Exercise goal: Copy out the entries below, swapping each "lon-label" for "longitude-label" and leaving everything else unchanged. Leave the pictures out of your copy.

....

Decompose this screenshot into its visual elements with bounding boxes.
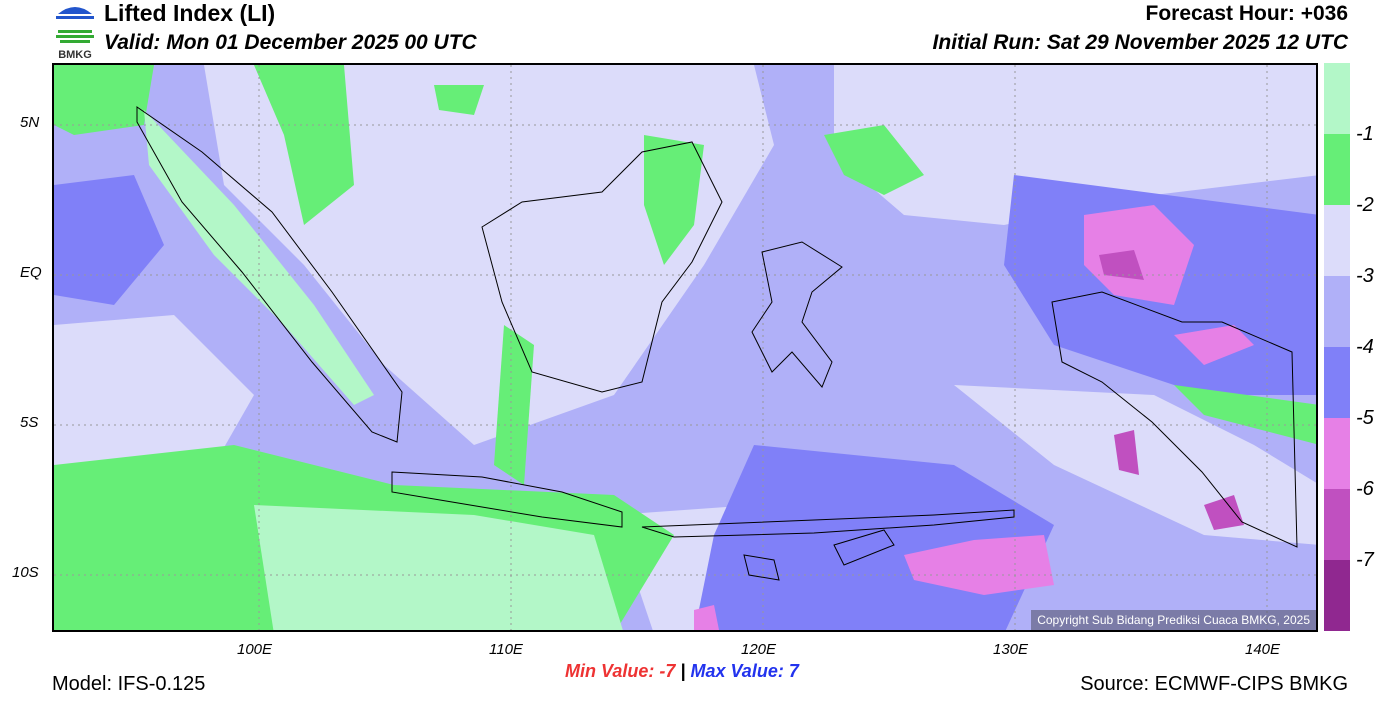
- lon-label: 140E: [1245, 641, 1281, 658]
- legend-label: -6: [1356, 478, 1374, 500]
- model-label: Model: IFS-0.125: [52, 673, 206, 695]
- legend-label: -7: [1356, 549, 1374, 571]
- lifted-index-map: [52, 63, 1318, 632]
- lon-label: 130E: [993, 641, 1029, 658]
- legend-swatch: [1324, 418, 1350, 489]
- lon-label: 110E: [489, 641, 523, 658]
- min-value: -7: [659, 661, 676, 681]
- legend-swatch: [1324, 205, 1350, 276]
- legend-swatch: [1324, 347, 1350, 418]
- min-max-values: Min Value: -7 | Max Value: 7: [565, 661, 799, 682]
- legend-swatch: [1324, 489, 1350, 560]
- lat-label: 10S: [12, 564, 39, 581]
- lat-label: 5N: [20, 114, 40, 131]
- forecast-hour: Forecast Hour: +036: [1145, 2, 1349, 25]
- bmkg-logo: BMKG: [52, 2, 98, 61]
- legend-swatch: [1324, 276, 1350, 347]
- source-label: Source: ECMWF-CIPS BMKG: [1080, 673, 1348, 695]
- color-legend: [1324, 63, 1350, 631]
- lat-label: 5S: [20, 414, 39, 431]
- max-value: 7: [788, 661, 799, 681]
- legend-label: -2: [1356, 194, 1374, 216]
- lon-label: 120E: [741, 641, 777, 658]
- svg-text:BMKG: BMKG: [58, 49, 92, 60]
- min-label: Min Value:: [565, 661, 655, 681]
- legend-label: -5: [1356, 407, 1374, 429]
- legend-swatch: [1324, 134, 1350, 205]
- legend-swatch: [1324, 560, 1350, 631]
- map-title: Lifted Index (LI): [104, 0, 276, 26]
- legend-label: -4: [1356, 336, 1374, 358]
- max-label: Max Value:: [690, 661, 784, 681]
- legend-label: -1: [1356, 123, 1374, 145]
- separator: |: [680, 661, 686, 681]
- valid-time: Valid: Mon 01 December 2025 00 UTC: [104, 31, 477, 54]
- copyright: Copyright Sub Bidang Prediksi Cuaca BMKG…: [1031, 610, 1316, 630]
- lat-label: EQ: [20, 264, 42, 281]
- legend-swatch: [1324, 63, 1350, 134]
- legend-label: -3: [1356, 265, 1374, 287]
- initial-run: Initial Run: Sat 29 November 2025 12 UTC: [932, 31, 1348, 54]
- lon-label: 100E: [237, 641, 273, 658]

....

Worked solution:
Decompose this screenshot into its visual elements with bounding boxes.
- longitude-label: 140E: [1245, 641, 1281, 658]
- legend-label: -6: [1356, 478, 1374, 500]
- model-label: Model: IFS-0.125: [52, 673, 206, 695]
- legend-label: -7: [1356, 549, 1374, 571]
- lifted-index-map: [52, 63, 1318, 632]
- longitude-label: 130E: [993, 641, 1029, 658]
- legend-swatch: [1324, 418, 1350, 489]
- longitude-label: 110E: [489, 641, 523, 658]
- min-value: -7: [659, 661, 676, 681]
- legend-swatch: [1324, 205, 1350, 276]
- legend-swatch: [1324, 347, 1350, 418]
- min-max-values: Min Value: -7 | Max Value: 7: [565, 661, 799, 682]
- legend-swatch: [1324, 489, 1350, 560]
- lat-label: 10S: [12, 564, 39, 581]
- lat-label: 5N: [20, 114, 40, 131]
- forecast-hour: Forecast Hour: +036: [1145, 2, 1349, 25]
- bmkg-logo: BMKG: [52, 2, 98, 61]
- legend-swatch: [1324, 276, 1350, 347]
- source-label: Source: ECMWF-CIPS BMKG: [1080, 673, 1348, 695]
- color-legend: [1324, 63, 1350, 631]
- lat-label: 5S: [20, 414, 39, 431]
- max-value: 7: [788, 661, 799, 681]
- legend-label: -2: [1356, 194, 1374, 216]
- longitude-label: 120E: [741, 641, 777, 658]
- svg-text:BMKG: BMKG: [58, 49, 92, 60]
- min-label: Min Value:: [565, 661, 655, 681]
- legend-label: -5: [1356, 407, 1374, 429]
- legend-swatch: [1324, 134, 1350, 205]
- legend-swatch: [1324, 560, 1350, 631]
- map-title: Lifted Index (LI): [104, 0, 276, 26]
- legend-label: -4: [1356, 336, 1374, 358]
- max-label: Max Value:: [690, 661, 784, 681]
- legend-label: -1: [1356, 123, 1374, 145]
- separator: |: [680, 661, 686, 681]
- valid-time: Valid: Mon 01 December 2025 00 UTC: [104, 31, 477, 54]
- copyright: Copyright Sub Bidang Prediksi Cuaca BMKG…: [1031, 610, 1316, 630]
- lat-label: EQ: [20, 264, 42, 281]
- legend-swatch: [1324, 63, 1350, 134]
- legend-label: -3: [1356, 265, 1374, 287]
- initial-run: Initial Run: Sat 29 November 2025 12 UTC: [932, 31, 1348, 54]
- longitude-label: 100E: [237, 641, 273, 658]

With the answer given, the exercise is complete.